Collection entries
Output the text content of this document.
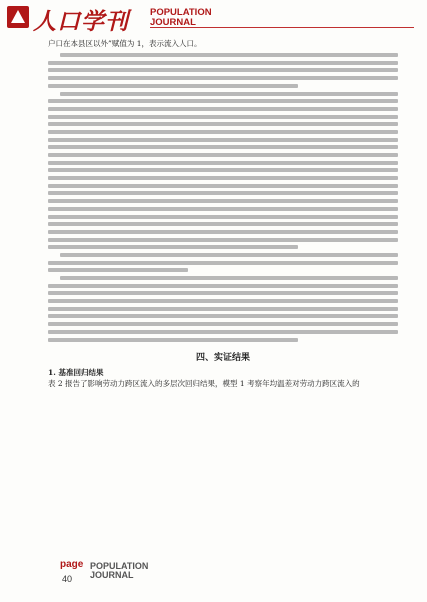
人口学刊 POPULATION
JOURNAL
户口在本县区以外”赋值为 1，表示流入人口。
四、实证结果
1. 基准回归结果
表 2 报告了影响劳动力跨区流入的多层次回归结果，模型 1 考察年均温差对劳动力跨区流入的
page
40
POPULATION
JOURNAL
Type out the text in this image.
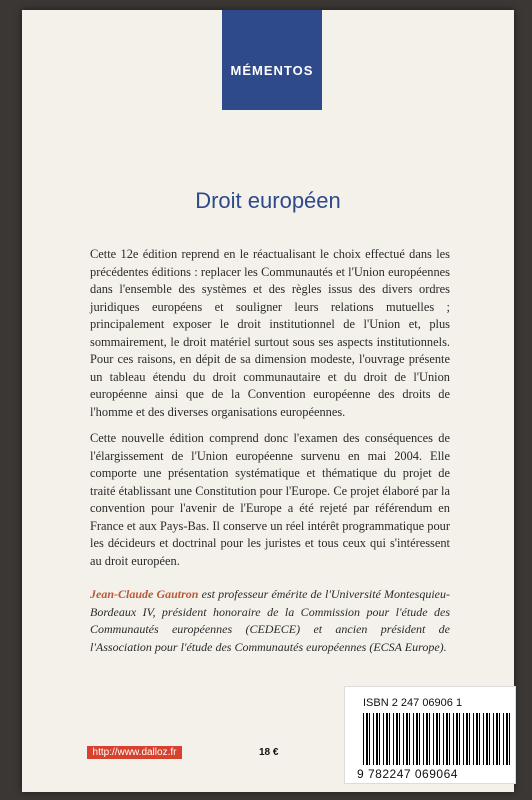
MÉMENTOS
Droit européen
Cette 12e édition reprend en le réactualisant le choix effectué dans les précédentes éditions : replacer les Communautés et l'Union européennes dans l'ensemble des systèmes et des règles issus des divers ordres juridiques européens et souligner leurs relations mutuelles ; principalement exposer le droit institutionnel de l'Union et, plus sommairement, le droit matériel surtout sous ses aspects institutionnels. Pour ces raisons, en dépit de sa dimension modeste, l'ouvrage présente un tableau étendu du droit communautaire et du droit de l'Union européenne ainsi que de la Convention européenne des droits de l'homme et des diverses organisations européennes.
Cette nouvelle édition comprend donc l'examen des conséquences de l'élargissement de l'Union européenne survenu en mai 2004. Elle comporte une présentation systématique et thématique du projet de traité établissant une Constitution pour l'Europe. Ce projet élaboré par la convention pour l'avenir de l'Europe a été rejeté par référendum en France et aux Pays-Bas. Il conserve un réel intérêt programmatique pour les décideurs et doctrinal pour les juristes et tous ceux qui s'intéressent au droit européen.
Jean-Claude Gautron est professeur émérite de l'Université Montesquieu-Bordeaux IV, président honoraire de la Commission pour l'étude des Communautés européennes (CEDECE) et ancien président de l'Association pour l'étude des Communautés européennes (ECSA Europe).
ISBN 2 247 06906 1
9 782247 069064
http://www.dalloz.fr	18 €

Brief
Where a line above contains the string "this", copy that line.

Output of the task
Output the text content of this document.
Type out the text in this image.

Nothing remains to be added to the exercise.